• **Work to do**
Show all lines that include the string "Комбинации"; copy each one.

----- Records to process -----

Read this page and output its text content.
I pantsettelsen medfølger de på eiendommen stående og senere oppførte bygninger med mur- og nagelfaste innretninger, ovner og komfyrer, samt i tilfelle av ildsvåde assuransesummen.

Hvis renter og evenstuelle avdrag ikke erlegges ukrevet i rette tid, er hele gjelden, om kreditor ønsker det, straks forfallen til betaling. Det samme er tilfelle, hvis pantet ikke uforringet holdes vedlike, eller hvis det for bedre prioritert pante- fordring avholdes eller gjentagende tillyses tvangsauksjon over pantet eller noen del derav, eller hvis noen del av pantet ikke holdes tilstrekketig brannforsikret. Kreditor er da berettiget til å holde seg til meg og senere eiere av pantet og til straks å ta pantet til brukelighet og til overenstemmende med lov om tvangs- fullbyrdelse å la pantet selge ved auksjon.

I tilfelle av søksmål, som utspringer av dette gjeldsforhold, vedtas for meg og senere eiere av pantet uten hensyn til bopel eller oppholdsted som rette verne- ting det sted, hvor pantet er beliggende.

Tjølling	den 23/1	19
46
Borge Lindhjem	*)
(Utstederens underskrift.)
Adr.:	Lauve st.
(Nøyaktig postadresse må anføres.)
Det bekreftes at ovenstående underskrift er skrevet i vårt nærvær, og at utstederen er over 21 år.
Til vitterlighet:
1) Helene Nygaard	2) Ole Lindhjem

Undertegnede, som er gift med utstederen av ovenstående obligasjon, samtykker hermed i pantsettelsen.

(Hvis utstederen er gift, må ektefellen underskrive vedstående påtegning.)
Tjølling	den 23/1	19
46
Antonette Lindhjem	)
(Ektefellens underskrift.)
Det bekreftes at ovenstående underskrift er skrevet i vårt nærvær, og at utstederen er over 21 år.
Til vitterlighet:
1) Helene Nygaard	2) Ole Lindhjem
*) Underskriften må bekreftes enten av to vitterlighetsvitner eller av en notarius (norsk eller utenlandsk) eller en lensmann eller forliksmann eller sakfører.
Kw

-----
----- Records to process -----

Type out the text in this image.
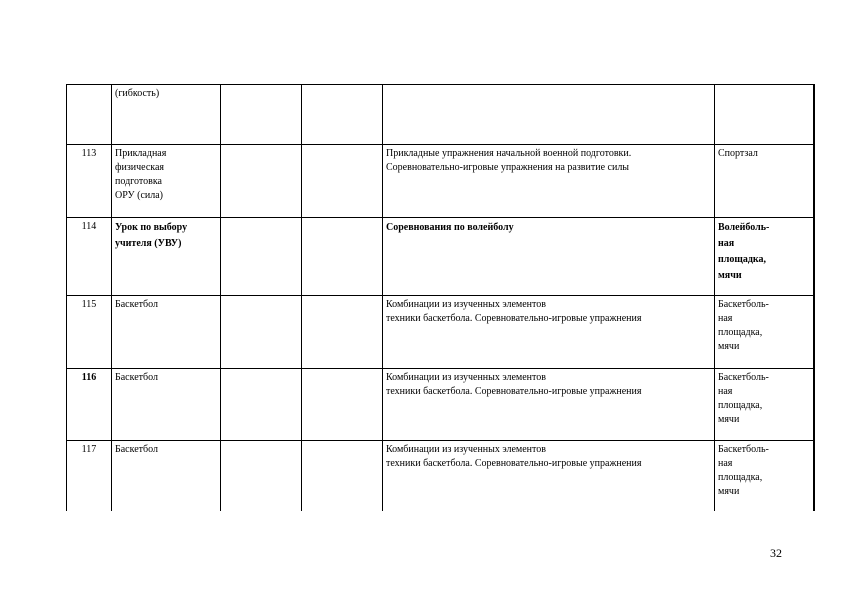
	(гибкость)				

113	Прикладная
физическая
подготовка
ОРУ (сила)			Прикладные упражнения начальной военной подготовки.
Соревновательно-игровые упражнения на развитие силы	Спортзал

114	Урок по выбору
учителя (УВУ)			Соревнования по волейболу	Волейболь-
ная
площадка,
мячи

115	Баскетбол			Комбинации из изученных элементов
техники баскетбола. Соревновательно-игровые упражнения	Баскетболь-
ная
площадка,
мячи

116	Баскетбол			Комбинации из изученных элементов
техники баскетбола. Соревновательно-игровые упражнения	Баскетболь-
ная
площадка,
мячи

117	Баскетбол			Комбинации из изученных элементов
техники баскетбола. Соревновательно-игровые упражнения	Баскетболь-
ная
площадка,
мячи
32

-----
----- Records to process -----

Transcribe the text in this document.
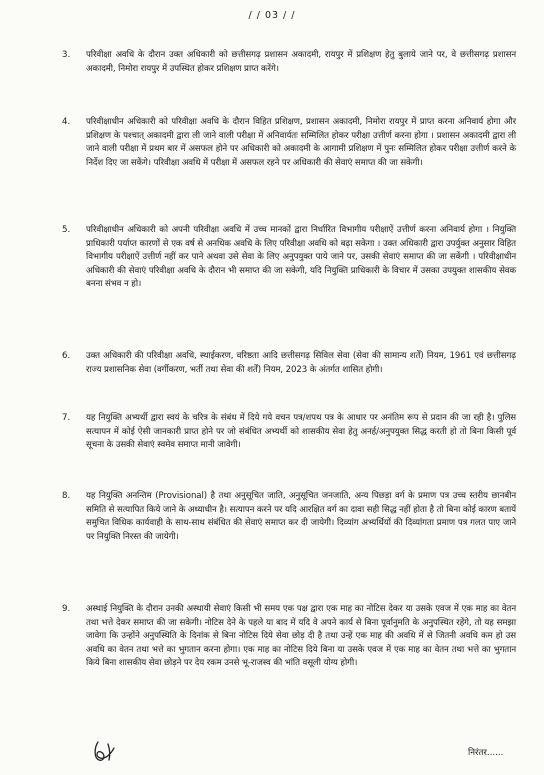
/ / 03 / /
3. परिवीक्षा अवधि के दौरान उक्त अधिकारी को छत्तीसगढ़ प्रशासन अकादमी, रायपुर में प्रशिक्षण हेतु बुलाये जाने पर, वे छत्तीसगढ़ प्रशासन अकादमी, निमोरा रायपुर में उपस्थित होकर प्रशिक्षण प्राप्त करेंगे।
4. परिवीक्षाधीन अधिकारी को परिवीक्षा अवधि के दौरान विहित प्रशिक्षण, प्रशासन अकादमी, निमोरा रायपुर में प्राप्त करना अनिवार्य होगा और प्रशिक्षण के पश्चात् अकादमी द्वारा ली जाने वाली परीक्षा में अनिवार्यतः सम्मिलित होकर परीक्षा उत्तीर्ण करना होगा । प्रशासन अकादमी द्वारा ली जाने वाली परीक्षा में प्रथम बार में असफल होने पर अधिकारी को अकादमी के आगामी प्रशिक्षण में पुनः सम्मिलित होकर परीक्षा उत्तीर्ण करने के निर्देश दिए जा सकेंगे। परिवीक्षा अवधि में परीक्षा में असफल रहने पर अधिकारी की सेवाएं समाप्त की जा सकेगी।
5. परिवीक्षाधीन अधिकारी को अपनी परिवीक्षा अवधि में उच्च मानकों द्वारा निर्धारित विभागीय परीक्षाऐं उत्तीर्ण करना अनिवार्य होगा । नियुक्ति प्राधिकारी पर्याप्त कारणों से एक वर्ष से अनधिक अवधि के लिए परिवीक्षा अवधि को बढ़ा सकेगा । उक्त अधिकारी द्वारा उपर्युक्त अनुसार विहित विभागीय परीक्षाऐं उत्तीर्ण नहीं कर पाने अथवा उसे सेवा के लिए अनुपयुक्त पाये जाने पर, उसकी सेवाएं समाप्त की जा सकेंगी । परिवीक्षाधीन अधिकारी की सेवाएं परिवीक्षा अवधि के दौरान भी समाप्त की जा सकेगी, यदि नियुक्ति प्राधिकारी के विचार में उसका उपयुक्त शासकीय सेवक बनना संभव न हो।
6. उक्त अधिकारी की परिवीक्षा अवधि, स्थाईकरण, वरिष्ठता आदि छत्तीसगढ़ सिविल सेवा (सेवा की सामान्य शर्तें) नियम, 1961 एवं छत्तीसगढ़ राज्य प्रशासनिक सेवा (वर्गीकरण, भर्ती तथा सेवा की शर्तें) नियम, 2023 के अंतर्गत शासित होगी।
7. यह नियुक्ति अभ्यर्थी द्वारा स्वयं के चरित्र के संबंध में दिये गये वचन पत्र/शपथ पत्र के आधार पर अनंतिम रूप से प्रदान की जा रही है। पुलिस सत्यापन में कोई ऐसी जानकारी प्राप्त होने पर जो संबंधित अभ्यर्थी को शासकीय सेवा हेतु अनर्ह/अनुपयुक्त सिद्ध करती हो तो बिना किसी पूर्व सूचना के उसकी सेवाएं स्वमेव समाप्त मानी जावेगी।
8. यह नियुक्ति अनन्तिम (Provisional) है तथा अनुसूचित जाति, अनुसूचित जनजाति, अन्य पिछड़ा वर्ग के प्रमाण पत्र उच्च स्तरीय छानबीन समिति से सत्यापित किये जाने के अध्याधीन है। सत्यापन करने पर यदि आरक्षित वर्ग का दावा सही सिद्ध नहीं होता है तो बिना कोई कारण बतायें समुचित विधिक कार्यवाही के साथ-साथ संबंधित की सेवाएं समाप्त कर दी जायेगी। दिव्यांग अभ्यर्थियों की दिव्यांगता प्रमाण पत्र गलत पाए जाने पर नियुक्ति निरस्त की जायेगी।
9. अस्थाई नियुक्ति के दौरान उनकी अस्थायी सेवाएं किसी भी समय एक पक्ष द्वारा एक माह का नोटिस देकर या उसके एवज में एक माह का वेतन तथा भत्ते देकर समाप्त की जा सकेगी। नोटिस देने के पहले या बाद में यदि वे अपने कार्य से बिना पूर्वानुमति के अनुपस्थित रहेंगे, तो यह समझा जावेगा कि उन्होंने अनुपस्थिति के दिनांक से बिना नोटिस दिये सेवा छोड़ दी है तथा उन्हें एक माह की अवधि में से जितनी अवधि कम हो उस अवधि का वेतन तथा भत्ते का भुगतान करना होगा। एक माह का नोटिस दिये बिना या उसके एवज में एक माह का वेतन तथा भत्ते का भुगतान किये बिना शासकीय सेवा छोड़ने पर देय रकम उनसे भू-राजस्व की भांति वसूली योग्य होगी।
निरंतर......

-----

• **Solved exercise**
115	Баскетбол			Комбинации из изученных элементов
116	Баскетбол			Комбинации из изученных элементов
117	Баскетбол			Комбинации из изученных элементов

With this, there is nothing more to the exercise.